* _INSTRUCTIONS TO FOLLOW_: Using the records that follow, copy every line containing the word "image".

Dataset items
____________

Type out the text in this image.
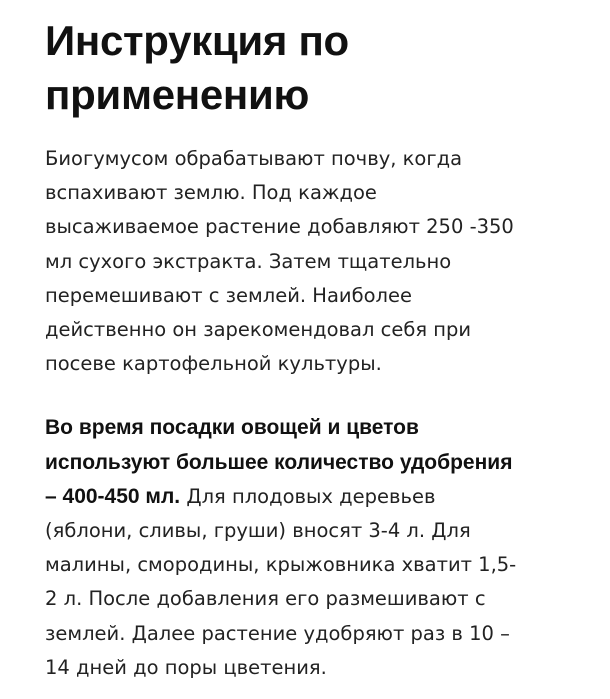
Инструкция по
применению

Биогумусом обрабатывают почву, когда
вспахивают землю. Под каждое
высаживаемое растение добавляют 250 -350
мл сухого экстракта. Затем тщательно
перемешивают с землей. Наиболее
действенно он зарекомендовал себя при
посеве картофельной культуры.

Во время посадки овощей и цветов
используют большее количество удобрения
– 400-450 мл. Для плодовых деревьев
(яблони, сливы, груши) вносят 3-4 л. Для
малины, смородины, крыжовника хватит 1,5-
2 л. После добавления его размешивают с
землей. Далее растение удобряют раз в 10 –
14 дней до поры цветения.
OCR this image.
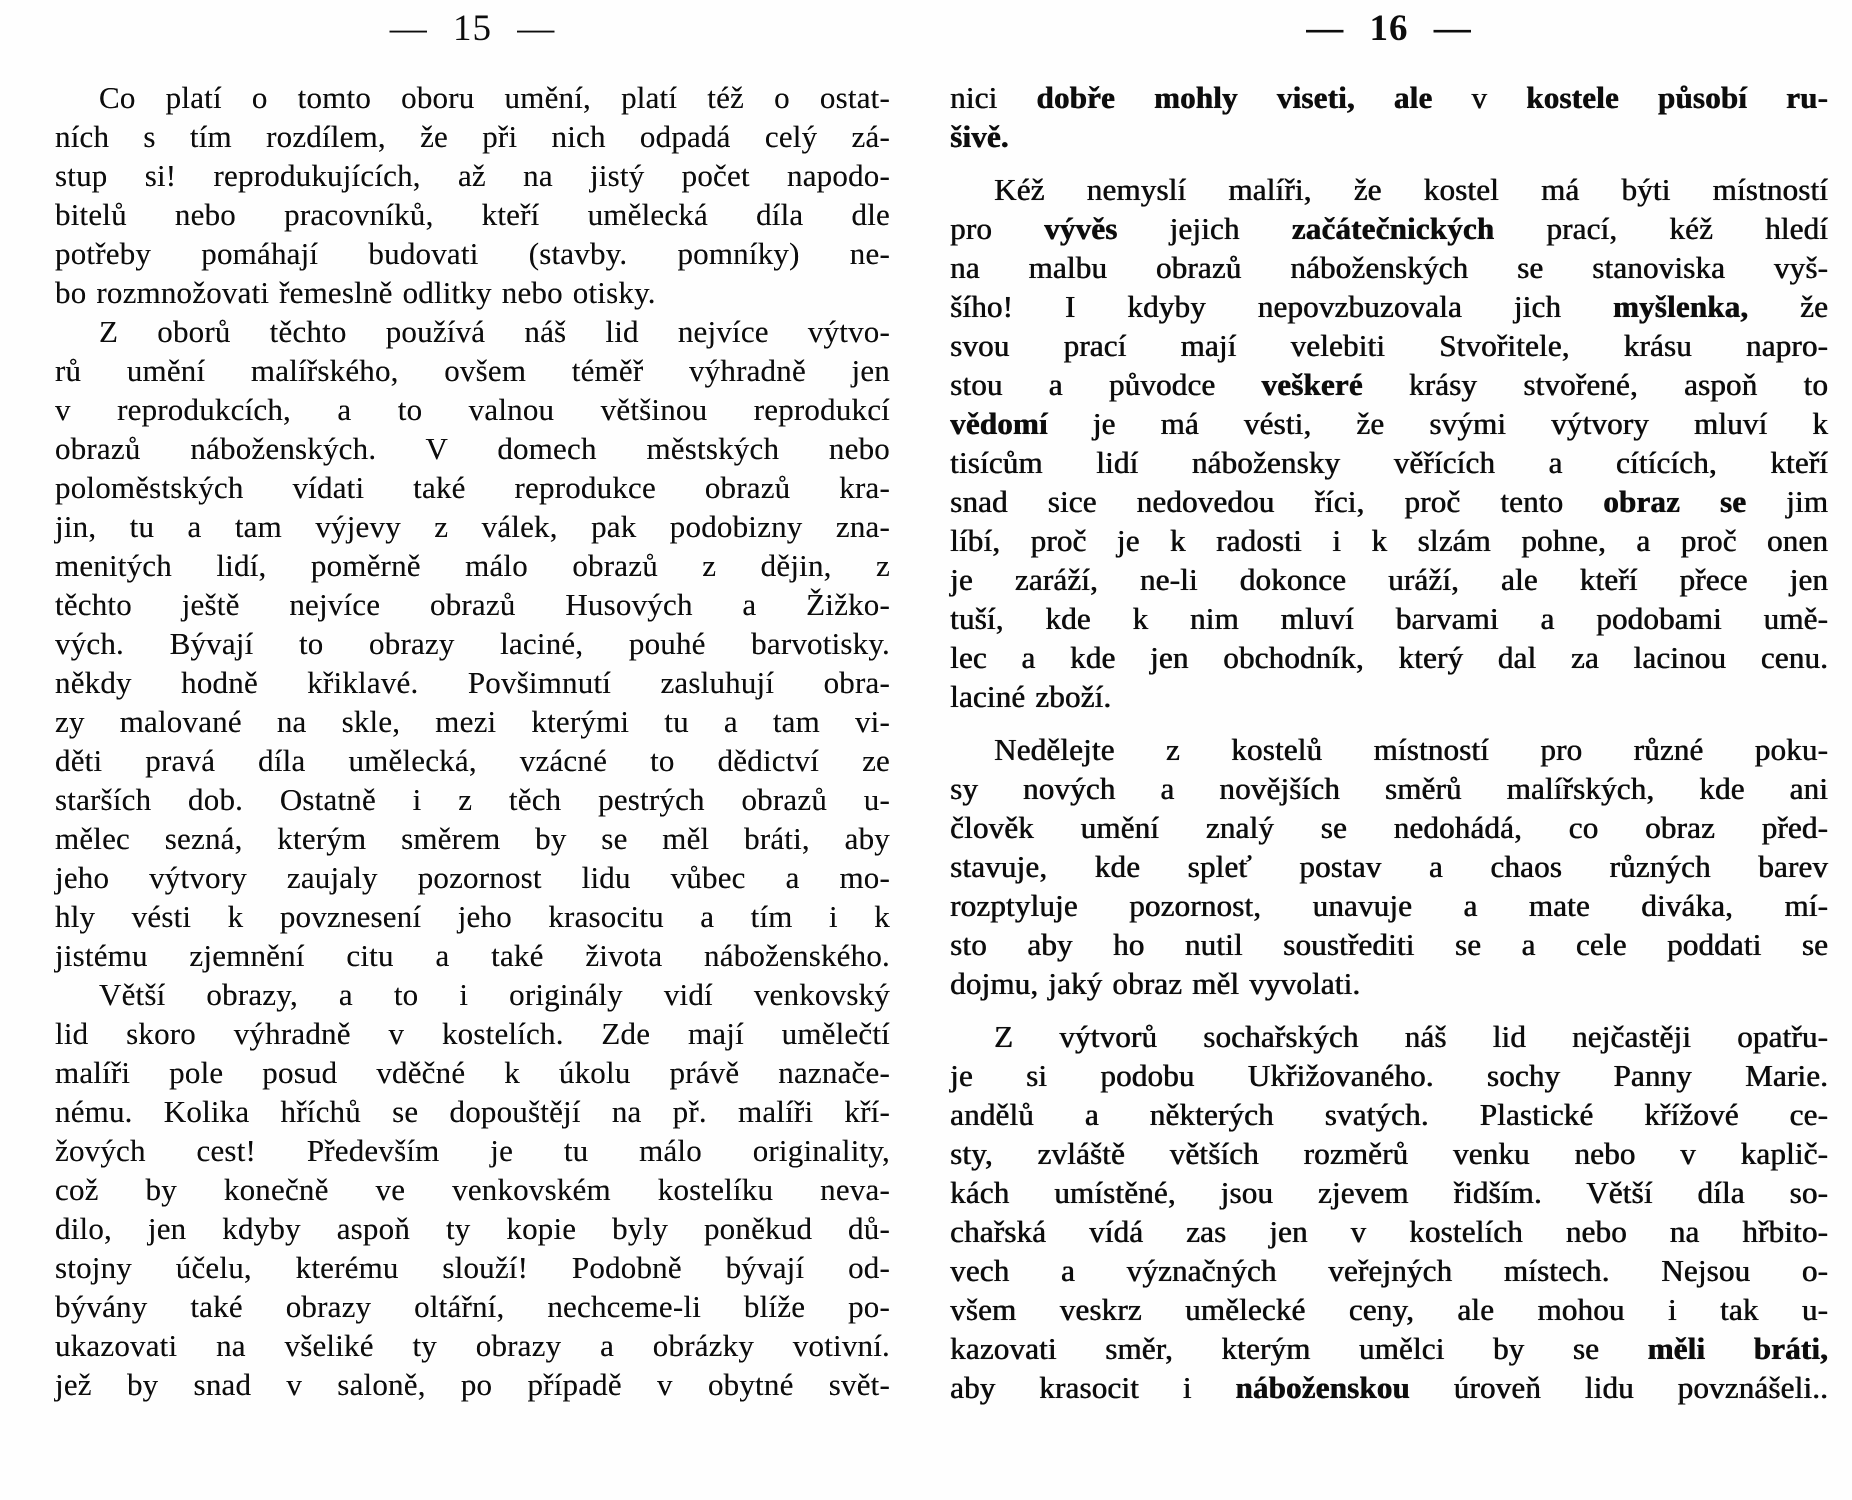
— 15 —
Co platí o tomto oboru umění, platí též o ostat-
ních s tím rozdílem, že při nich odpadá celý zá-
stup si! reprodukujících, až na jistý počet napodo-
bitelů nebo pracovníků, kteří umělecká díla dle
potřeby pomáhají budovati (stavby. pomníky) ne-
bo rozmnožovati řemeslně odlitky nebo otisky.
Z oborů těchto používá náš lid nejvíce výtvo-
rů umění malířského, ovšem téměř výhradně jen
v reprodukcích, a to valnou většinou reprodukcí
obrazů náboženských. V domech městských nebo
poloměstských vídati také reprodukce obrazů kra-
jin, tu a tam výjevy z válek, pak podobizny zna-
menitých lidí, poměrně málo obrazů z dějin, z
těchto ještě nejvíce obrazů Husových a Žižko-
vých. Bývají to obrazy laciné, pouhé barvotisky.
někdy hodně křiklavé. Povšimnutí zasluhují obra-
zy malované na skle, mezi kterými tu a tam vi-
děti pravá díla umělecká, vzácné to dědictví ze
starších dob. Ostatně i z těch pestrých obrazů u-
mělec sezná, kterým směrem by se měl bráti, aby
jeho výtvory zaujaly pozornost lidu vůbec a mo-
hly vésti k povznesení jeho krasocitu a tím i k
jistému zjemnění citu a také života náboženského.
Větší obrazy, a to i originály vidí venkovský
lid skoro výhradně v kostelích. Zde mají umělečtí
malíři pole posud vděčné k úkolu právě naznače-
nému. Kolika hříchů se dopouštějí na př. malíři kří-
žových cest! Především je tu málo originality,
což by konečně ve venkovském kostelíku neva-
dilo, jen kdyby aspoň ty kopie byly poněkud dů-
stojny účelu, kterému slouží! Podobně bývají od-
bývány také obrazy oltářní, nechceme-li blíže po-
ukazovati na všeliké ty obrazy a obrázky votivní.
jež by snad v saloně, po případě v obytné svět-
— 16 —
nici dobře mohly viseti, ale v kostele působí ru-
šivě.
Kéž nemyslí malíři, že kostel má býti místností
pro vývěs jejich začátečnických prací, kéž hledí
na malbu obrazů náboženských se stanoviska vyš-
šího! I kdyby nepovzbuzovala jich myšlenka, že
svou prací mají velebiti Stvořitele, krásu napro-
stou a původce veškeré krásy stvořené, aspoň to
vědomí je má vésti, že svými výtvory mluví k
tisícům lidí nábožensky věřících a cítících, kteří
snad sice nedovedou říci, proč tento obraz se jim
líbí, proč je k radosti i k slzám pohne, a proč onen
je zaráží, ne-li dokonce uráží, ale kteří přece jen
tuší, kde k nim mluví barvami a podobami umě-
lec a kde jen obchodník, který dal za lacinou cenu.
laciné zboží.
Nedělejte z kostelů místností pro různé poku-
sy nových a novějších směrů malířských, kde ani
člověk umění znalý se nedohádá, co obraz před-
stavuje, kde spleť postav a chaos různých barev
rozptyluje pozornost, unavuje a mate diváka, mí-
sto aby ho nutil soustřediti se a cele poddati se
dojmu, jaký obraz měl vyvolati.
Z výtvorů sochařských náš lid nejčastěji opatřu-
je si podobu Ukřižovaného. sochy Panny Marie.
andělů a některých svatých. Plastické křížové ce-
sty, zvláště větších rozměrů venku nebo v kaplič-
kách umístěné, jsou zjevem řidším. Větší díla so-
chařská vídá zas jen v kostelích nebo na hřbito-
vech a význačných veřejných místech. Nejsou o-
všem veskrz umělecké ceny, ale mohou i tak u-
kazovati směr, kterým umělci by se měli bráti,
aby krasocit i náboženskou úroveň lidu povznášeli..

____________

* _TASK RESULT_:
Type out the text in this image.
OCR this image.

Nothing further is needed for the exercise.